Copy the entries below exactly. Images do not belong in the copy.

**** Exercise input ****

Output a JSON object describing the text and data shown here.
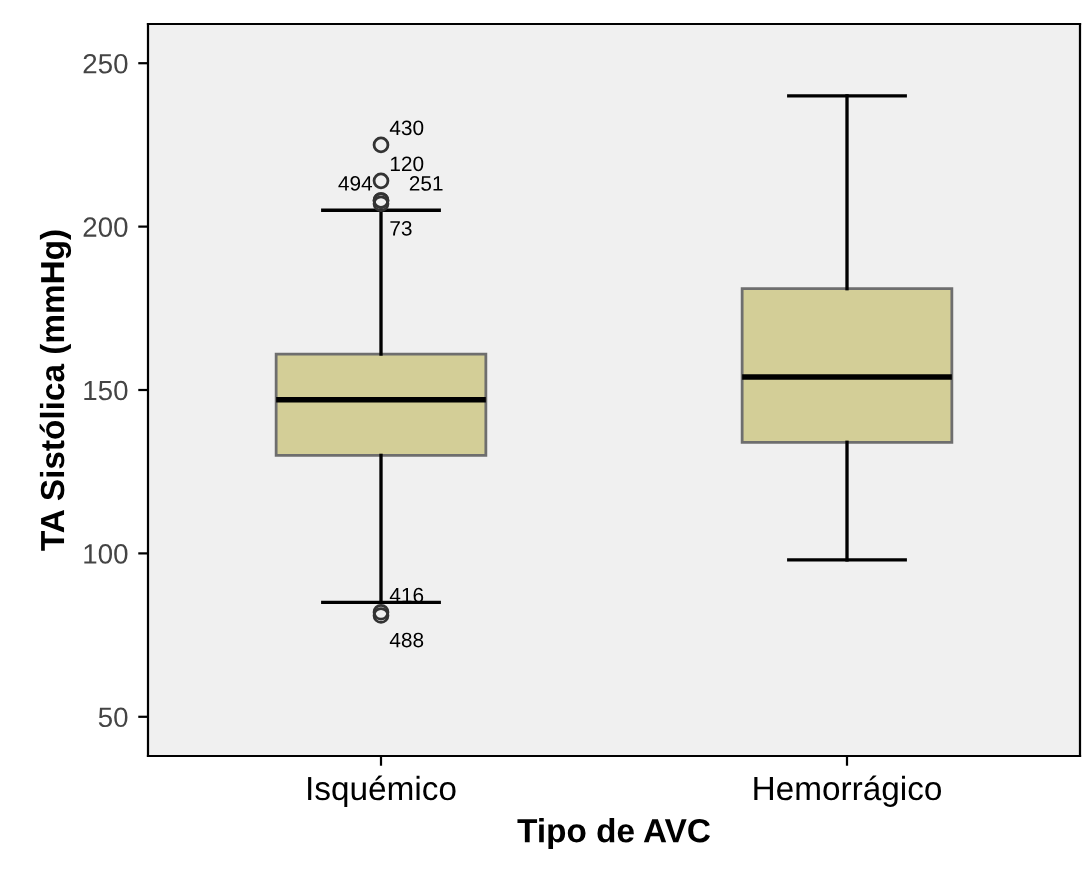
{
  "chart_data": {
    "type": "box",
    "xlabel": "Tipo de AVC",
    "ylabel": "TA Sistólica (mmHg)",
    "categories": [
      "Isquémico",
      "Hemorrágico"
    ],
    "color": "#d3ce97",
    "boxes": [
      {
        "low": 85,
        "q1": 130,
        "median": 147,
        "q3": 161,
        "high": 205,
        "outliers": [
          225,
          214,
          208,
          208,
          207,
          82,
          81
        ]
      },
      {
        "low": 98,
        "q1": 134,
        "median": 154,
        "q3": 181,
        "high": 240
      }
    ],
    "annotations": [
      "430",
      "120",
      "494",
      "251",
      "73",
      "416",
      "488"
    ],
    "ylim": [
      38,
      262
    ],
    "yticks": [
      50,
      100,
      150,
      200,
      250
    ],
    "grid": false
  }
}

****

◆ **Response**:
Output a JSON object describing the text and data shown here.
{
  "chart_data": {
    "type": "box",
    "xlabel": "Tipo de AVC",
    "ylabel": "TA Sistólica (mmHg)",
    "categories": [
      "Isquémico",
      "Hemorrágico"
    ],
    "color": "#d3ce97",
    "boxes": [
      {
        "low": 85,
        "q1": 130,
        "median": 147,
        "q3": 161,
        "high": 205,
        "outliers": [
          225,
          214,
          208,
          208,
          207,
          82,
          81
        ]
      },
      {
        "low": 98,
        "q1": 134,
        "median": 154,
        "q3": 181,
        "high": 240
      }
    ],
    "annotations": [
      "430",
      "120",
      "494",
      "251",
      "73",
      "416",
      "488"
    ],
    "ylim": [
      38,
      262
    ],
    "yticks": [
      50,
      100,
      150,
      200,
      250
    ],
    "grid": false
  }
}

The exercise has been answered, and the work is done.